WHAT YOU NEED TO DO = Could you print all the entries exactly?

[Data records]

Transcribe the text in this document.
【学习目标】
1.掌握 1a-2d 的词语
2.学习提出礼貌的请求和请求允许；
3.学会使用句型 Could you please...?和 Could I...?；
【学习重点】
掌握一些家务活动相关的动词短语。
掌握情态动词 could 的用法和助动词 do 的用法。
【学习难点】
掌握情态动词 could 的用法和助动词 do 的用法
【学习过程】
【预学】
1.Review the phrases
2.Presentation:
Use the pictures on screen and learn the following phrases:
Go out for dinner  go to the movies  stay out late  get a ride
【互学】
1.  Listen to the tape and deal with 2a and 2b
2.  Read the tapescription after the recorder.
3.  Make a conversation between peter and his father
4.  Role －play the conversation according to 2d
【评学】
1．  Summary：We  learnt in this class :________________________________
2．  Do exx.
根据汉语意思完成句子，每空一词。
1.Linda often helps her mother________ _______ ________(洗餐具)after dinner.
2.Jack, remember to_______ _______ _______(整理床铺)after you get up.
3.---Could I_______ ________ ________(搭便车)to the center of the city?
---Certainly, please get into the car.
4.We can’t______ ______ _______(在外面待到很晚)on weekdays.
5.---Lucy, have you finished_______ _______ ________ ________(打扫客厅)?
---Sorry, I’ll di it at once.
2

FINAL ANSWER =
Transcribe the text in this document.
【学习目标】
1.掌握 1a-2d 的词语
2.学习提出礼貌的请求和请求允许；
3.学会使用句型 Could you please...?和 Could I...?；
【学习重点】
掌握一些家务活动相关的动词短语。
掌握情态动词 could 的用法和助动词 do 的用法。
【学习难点】
掌握情态动词 could 的用法和助动词 do 的用法
【学习过程】
【预学】
1.Review the phrases
2.Presentation:
Use the pictures on screen and learn the following phrases:
Go out for dinner  go to the movies  stay out late  get a ride
【互学】
1.  Listen to the tape and deal with 2a and 2b
2.  Read the tapescription after the recorder.
3.  Make a conversation between peter and his father
4.  Role －play the conversation according to 2d
【评学】
1．  Summary：We  learnt in this class :________________________________
2．  Do exx.
根据汉语意思完成句子，每空一词。
1.Linda often helps her mother________ _______ ________(洗餐具)after dinner.
2.Jack, remember to_______ _______ _______(整理床铺)after you get up.
3.---Could I_______ ________ ________(搭便车)to the center of the city?
---Certainly, please get into the car.
4.We can’t______ ______ _______(在外面待到很晚)on weekdays.
5.---Lucy, have you finished_______ _______ ________ ________(打扫客厅)?
---Sorry, I’ll di it at once.
2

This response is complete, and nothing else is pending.